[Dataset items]
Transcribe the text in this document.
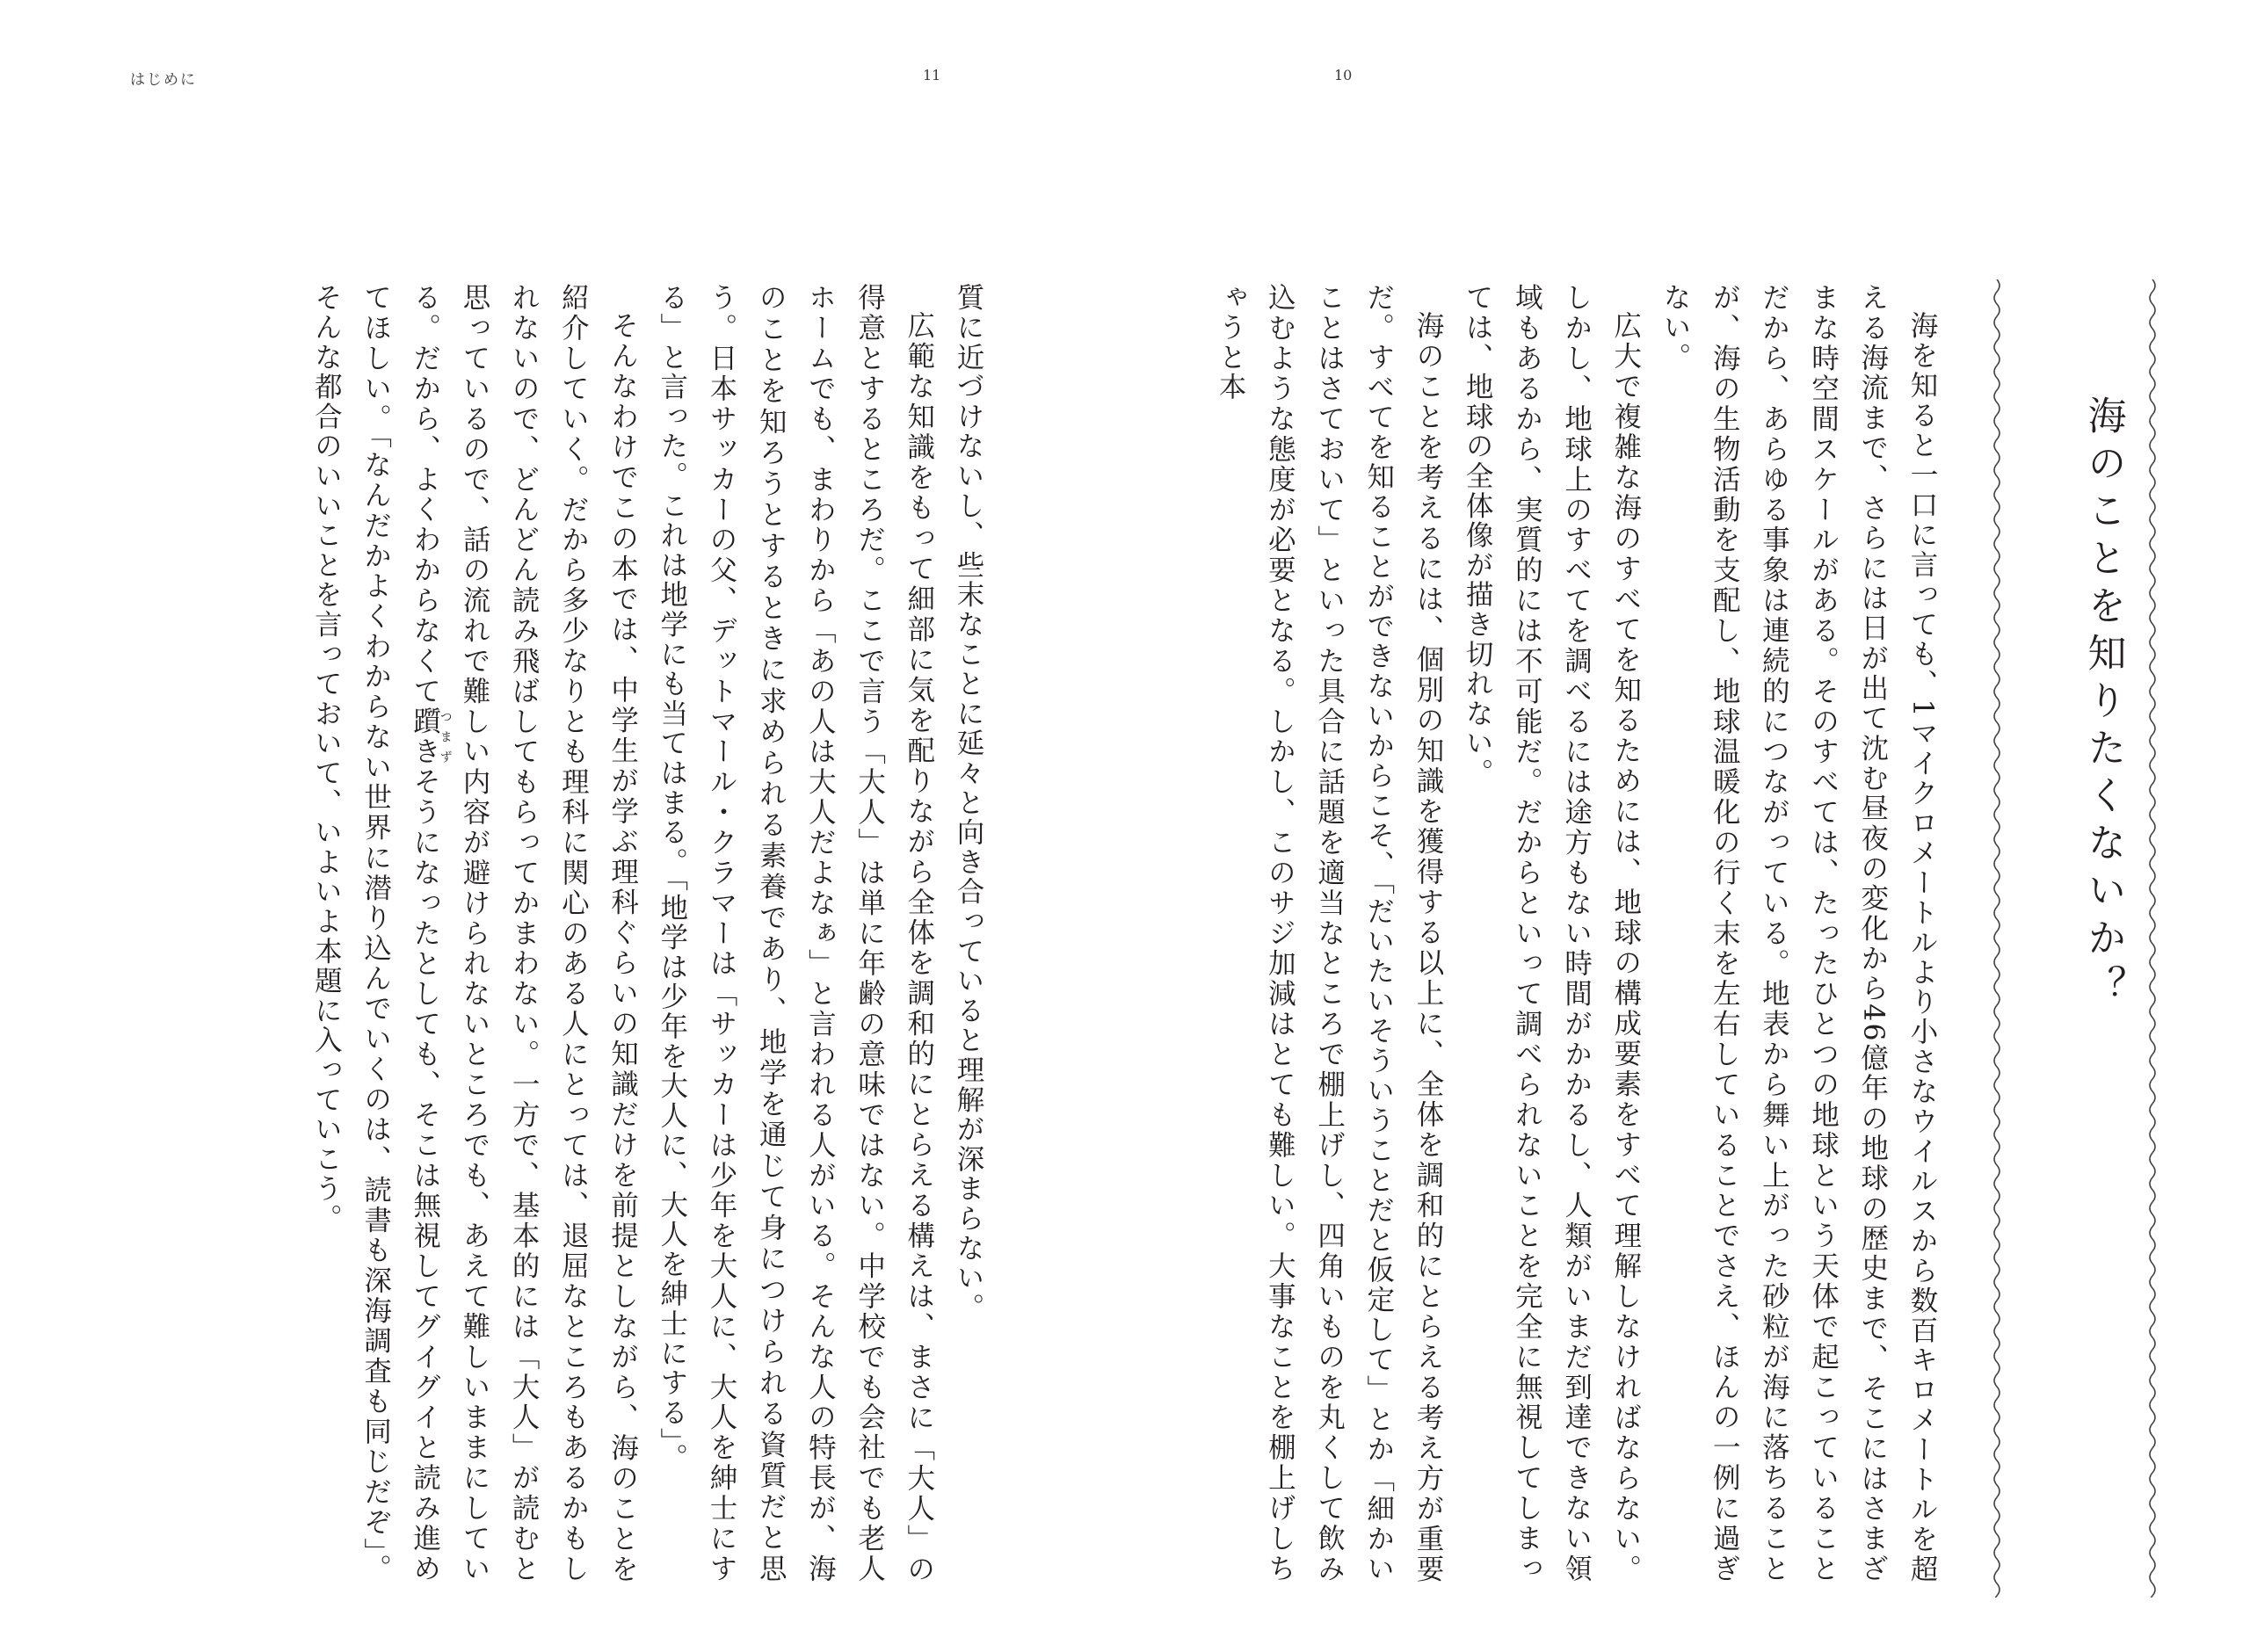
はじめに	11

質に近づけないし、些末なことに延々と向き合っていると理解が深まらない。

広範な知識をもって細部に気を配りながら全体を調和的にとらえる構えは、まさに「大人」の得意とするところだ。ここで言う「大人」は単に年齢の意味ではない。中学校でも会社でも老人ホームでも、まわりから「あの人は大人だよなぁ」と言われる人がいる。そんな人の特長が、海のことを知ろうとするときに求められる素養であり、地学を通じて身につけられる資質だと思う。日本サッカーの父、デットマール・クラマーは「サッカーは少年を大人に、大人を紳士にする」と言った。これは地学にも当てはまる。「地学は少年を大人に、大人を紳士にする」。

そんなわけでこの本では、中学生が学ぶ理科ぐらいの知識だけを前提としながら、海のことを紹介していく。だから多少なりとも理科に関心のある人にとっては、退屈なところもあるかもしれないので、どんどん読み飛ばしてもらってかまわない。一方で、基本的には「大人」が読むと思っているので、話の流れで難しい内容が避けられないところでも、あえて難しいままにしている。だから、よくわからなくて躓きつまずそうになったとしても、そこは無視してグイグイと読み進めてほしい。「なんだかよくわからない世界に潜り込んでいくのは、読書も深海調査も同じだぞ」。そんな都合のいいことを言っておいて、いよいよ本題に入っていこう。

10
海のことを知りたくないか？

海を知ると一口に言っても、1マイクロメートルより小さなウイルスから数百キロメートルを超える海流まで、さらには日が出て沈む昼夜の変化から46億年の地球の歴史まで、そこにはさまざまな時空間スケールがある。そのすべては、たったひとつの地球という天体で起こっていることだから、あらゆる事象は連続的につながっている。地表から舞い上がった砂粒が海に落ちることが、海の生物活動を支配し、地球温暖化の行く末を左右していることでさえ、ほんの一例に過ぎない。

広大で複雑な海のすべてを知るためには、地球の構成要素をすべて理解しなければならない。しかし、地球上のすべてを調べるには途方もない時間がかかるし、人類がいまだ到達できない領域もあるから、実質的には不可能だ。だからといって調べられないことを完全に無視してしまっては、地球の全体像が描き切れない。

海のことを考えるには、個別の知識を獲得する以上に、全体を調和的にとらえる考え方が重要だ。すべてを知ることができないからこそ、「だいたいそういうことだと仮定して」とか「細かいことはさておいて」といった具合に話題を適当なところで棚上げし、四角いものを丸くして飲み込むような態度が必要となる。しかし、このサジ加減はとても難しい。大事なことを棚上げしちゃうと本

**What to produce:** Every entry above needs to be retyped exactly; drop the pictures.

**Solution to this exercise:**
Transcribe the text in this document.
はじめに	11

質に近づけないし、些末なことに延々と向き合っていると理解が深まらない。

広範な知識をもって細部に気を配りながら全体を調和的にとらえる構えは、まさに「大人」の得意とするところだ。ここで言う「大人」は単に年齢の意味ではない。中学校でも会社でも老人ホームでも、まわりから「あの人は大人だよなぁ」と言われる人がいる。そんな人の特長が、海のことを知ろうとするときに求められる素養であり、地学を通じて身につけられる資質だと思う。日本サッカーの父、デットマール・クラマーは「サッカーは少年を大人に、大人を紳士にする」と言った。これは地学にも当てはまる。「地学は少年を大人に、大人を紳士にする」。

そんなわけでこの本では、中学生が学ぶ理科ぐらいの知識だけを前提としながら、海のことを紹介していく。だから多少なりとも理科に関心のある人にとっては、退屈なところもあるかもしれないので、どんどん読み飛ばしてもらってかまわない。一方で、基本的には「大人」が読むと思っているので、話の流れで難しい内容が避けられないところでも、あえて難しいままにしている。だから、よくわからなくて躓きつまずそうになったとしても、そこは無視してグイグイと読み進めてほしい。「なんだかよくわからない世界に潜り込んでいくのは、読書も深海調査も同じだぞ」。そんな都合のいいことを言っておいて、いよいよ本題に入っていこう。

10
海のことを知りたくないか？

海を知ると一口に言っても、1マイクロメートルより小さなウイルスから数百キロメートルを超える海流まで、さらには日が出て沈む昼夜の変化から46億年の地球の歴史まで、そこにはさまざまな時空間スケールがある。そのすべては、たったひとつの地球という天体で起こっていることだから、あらゆる事象は連続的につながっている。地表から舞い上がった砂粒が海に落ちることが、海の生物活動を支配し、地球温暖化の行く末を左右していることでさえ、ほんの一例に過ぎない。

広大で複雑な海のすべてを知るためには、地球の構成要素をすべて理解しなければならない。しかし、地球上のすべてを調べるには途方もない時間がかかるし、人類がいまだ到達できない領域もあるから、実質的には不可能だ。だからといって調べられないことを完全に無視してしまっては、地球の全体像が描き切れない。

海のことを考えるには、個別の知識を獲得する以上に、全体を調和的にとらえる考え方が重要だ。すべてを知ることができないからこそ、「だいたいそういうことだと仮定して」とか「細かいことはさておいて」といった具合に話題を適当なところで棚上げし、四角いものを丸くして飲み込むような態度が必要となる。しかし、このサジ加減はとても難しい。大事なことを棚上げしちゃうと本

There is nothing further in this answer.